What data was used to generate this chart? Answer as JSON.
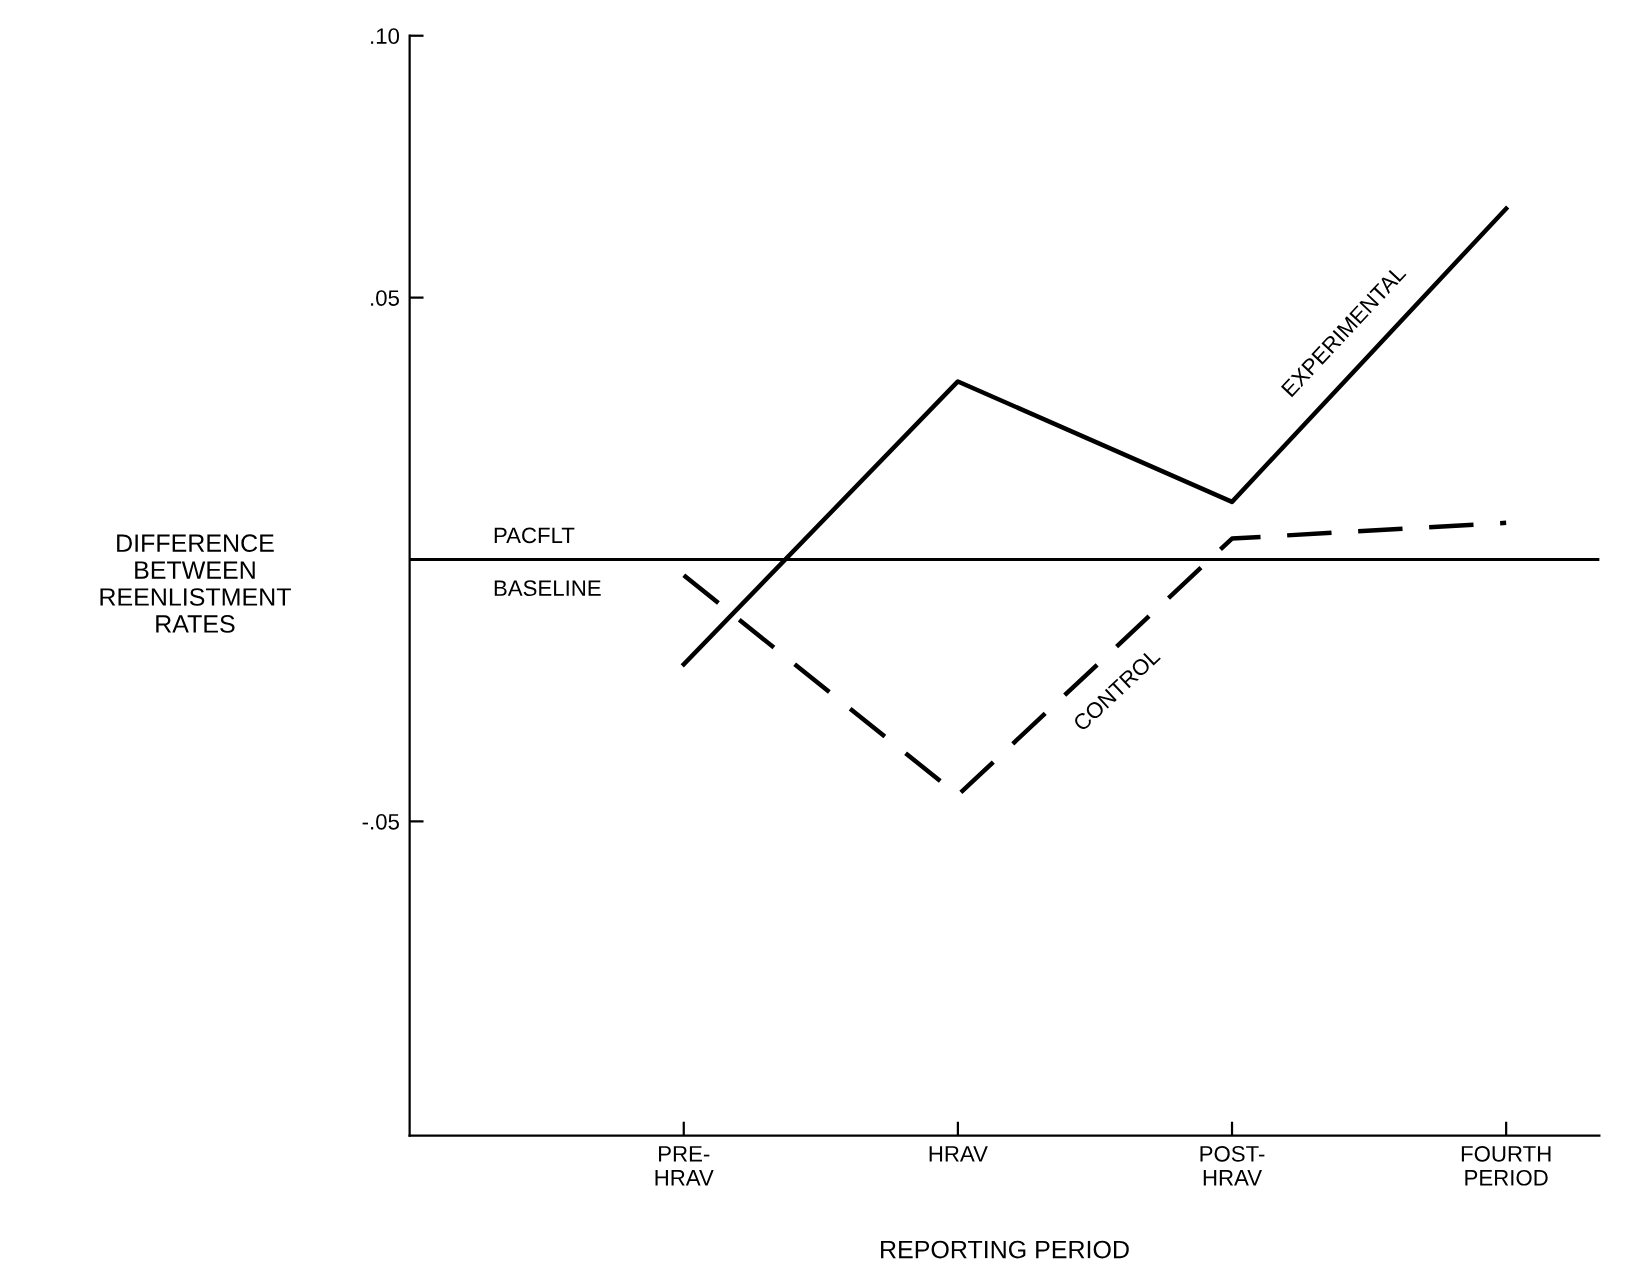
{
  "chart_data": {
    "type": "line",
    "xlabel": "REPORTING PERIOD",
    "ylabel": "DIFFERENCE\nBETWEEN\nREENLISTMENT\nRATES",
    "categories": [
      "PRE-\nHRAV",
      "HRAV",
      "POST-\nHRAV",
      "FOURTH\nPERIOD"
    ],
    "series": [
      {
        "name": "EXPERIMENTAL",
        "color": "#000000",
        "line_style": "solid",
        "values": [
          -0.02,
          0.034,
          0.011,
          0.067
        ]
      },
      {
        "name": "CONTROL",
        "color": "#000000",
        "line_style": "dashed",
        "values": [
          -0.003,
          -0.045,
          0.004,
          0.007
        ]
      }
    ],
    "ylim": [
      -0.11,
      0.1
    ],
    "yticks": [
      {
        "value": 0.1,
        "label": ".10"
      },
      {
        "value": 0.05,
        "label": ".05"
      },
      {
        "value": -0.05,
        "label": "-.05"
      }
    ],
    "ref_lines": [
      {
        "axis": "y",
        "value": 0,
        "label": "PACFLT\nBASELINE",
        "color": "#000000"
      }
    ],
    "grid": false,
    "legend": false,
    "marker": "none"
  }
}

■ ■ ■ ■ ■

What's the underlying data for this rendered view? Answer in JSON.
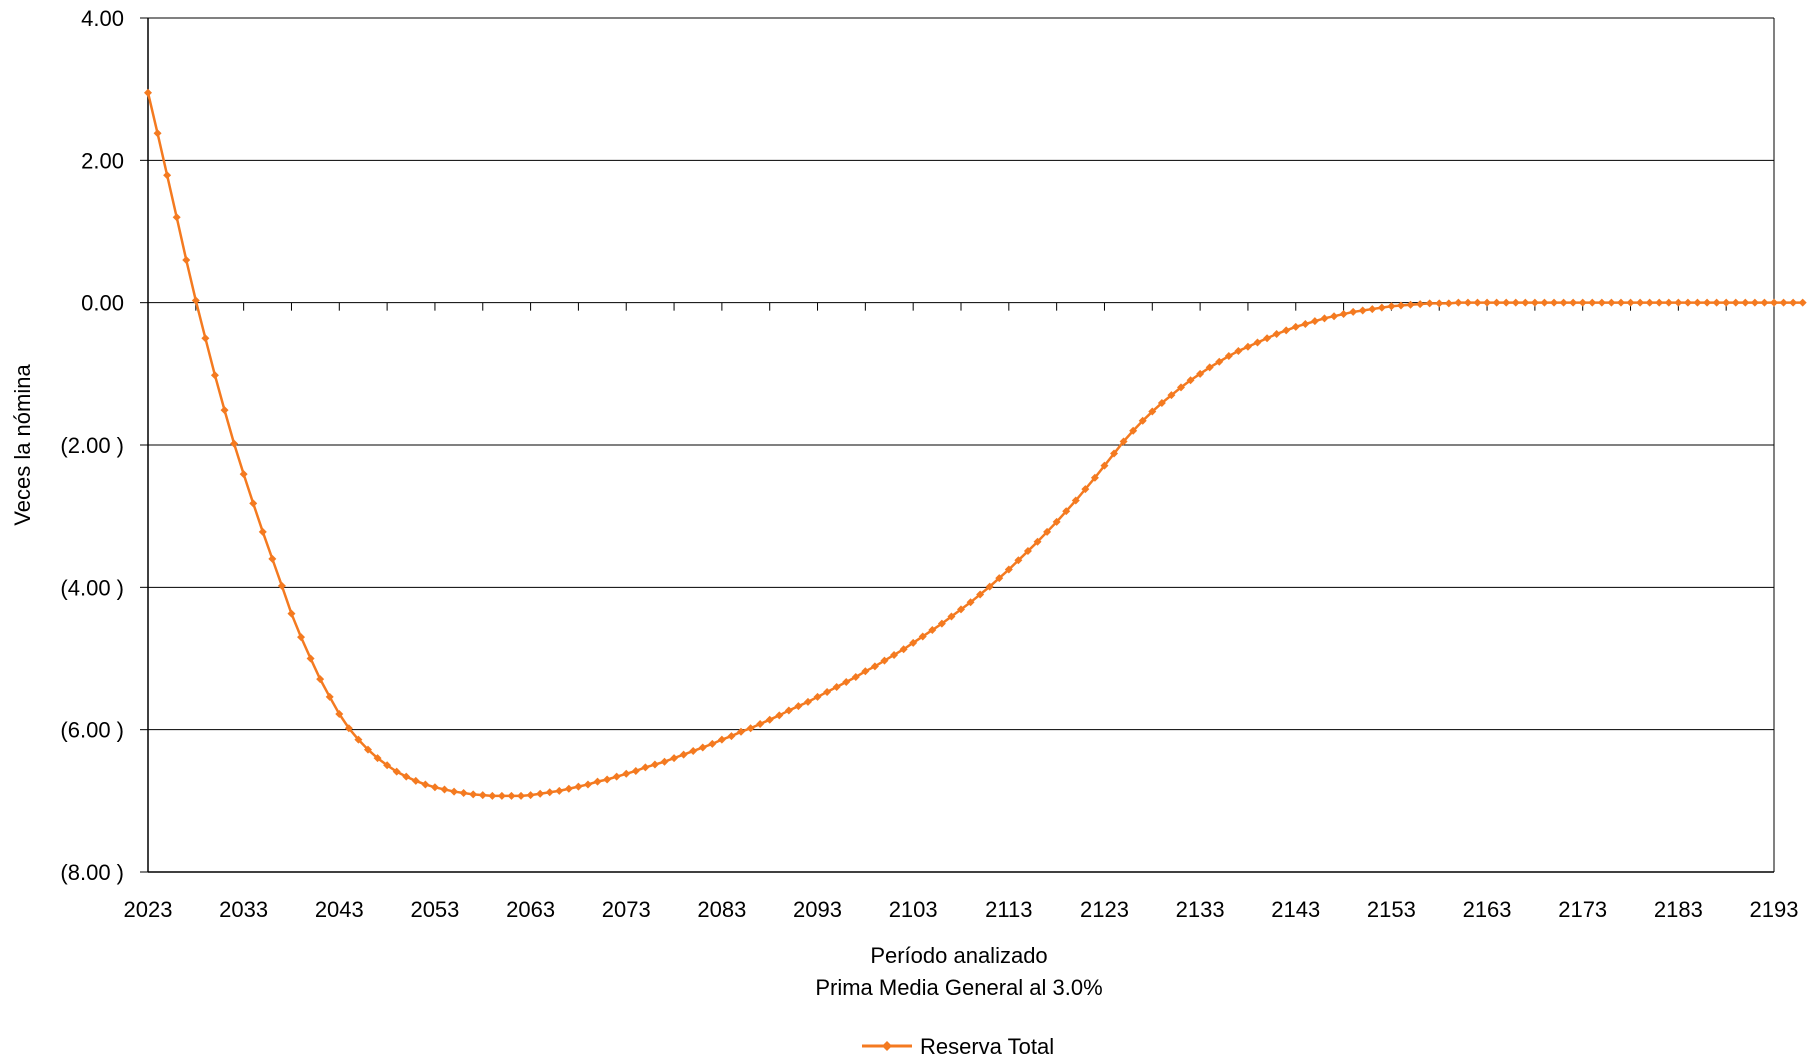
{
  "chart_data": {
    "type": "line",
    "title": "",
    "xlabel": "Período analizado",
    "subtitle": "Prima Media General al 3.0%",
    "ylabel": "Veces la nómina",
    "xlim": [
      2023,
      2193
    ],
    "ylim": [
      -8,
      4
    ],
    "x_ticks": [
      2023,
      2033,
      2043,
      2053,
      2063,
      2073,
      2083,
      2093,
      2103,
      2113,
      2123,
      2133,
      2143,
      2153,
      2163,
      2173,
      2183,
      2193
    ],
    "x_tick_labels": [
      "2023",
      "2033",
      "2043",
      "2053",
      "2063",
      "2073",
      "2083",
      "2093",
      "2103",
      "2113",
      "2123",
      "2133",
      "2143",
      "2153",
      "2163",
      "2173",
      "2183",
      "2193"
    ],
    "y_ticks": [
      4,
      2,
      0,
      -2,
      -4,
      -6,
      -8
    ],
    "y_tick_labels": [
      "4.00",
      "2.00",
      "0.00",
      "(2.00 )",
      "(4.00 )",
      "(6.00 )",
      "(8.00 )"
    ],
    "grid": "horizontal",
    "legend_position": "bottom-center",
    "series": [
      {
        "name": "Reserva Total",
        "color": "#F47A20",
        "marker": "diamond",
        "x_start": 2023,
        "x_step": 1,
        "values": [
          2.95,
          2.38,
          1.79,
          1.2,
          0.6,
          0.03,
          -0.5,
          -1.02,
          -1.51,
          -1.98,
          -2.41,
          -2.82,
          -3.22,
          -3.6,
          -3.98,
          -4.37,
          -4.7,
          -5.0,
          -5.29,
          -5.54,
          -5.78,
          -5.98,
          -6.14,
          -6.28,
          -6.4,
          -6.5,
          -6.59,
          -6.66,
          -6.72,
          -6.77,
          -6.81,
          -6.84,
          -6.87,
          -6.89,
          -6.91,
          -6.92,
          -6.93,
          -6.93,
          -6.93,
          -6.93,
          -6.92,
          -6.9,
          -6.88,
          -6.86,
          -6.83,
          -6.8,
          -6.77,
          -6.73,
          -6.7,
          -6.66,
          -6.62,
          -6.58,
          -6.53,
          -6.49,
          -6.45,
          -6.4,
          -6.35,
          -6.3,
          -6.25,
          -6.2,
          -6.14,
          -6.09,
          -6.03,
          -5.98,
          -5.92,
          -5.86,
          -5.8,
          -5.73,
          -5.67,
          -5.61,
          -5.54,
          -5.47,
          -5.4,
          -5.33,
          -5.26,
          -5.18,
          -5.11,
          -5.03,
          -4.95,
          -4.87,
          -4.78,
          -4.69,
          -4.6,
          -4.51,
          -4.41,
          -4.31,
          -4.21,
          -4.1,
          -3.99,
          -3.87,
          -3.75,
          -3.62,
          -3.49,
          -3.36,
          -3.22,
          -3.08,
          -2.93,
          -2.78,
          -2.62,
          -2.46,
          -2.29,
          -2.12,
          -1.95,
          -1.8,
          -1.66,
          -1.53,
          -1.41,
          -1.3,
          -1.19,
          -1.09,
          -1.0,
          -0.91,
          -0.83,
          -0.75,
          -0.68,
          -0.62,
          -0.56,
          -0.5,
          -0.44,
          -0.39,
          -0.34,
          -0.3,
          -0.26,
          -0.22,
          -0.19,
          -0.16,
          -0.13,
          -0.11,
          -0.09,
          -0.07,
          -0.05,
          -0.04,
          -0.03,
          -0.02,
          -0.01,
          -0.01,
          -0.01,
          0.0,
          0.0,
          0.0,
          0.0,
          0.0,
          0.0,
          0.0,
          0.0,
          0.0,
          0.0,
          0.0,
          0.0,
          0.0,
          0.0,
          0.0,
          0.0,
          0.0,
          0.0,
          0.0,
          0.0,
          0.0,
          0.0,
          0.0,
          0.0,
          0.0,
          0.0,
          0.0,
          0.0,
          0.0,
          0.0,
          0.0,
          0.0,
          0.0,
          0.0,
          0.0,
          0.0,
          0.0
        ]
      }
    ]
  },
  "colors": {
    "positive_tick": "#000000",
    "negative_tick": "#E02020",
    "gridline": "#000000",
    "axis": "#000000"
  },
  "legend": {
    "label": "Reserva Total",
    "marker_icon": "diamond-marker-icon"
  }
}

■ ■ ■ ■ ■

**Given problem**
Copy down every line of the entries containing the word "name".

**Solved exercise**
        "name": "EXPERIMENTAL",
        "name": "CONTROL",
        "name": "Reserva Total",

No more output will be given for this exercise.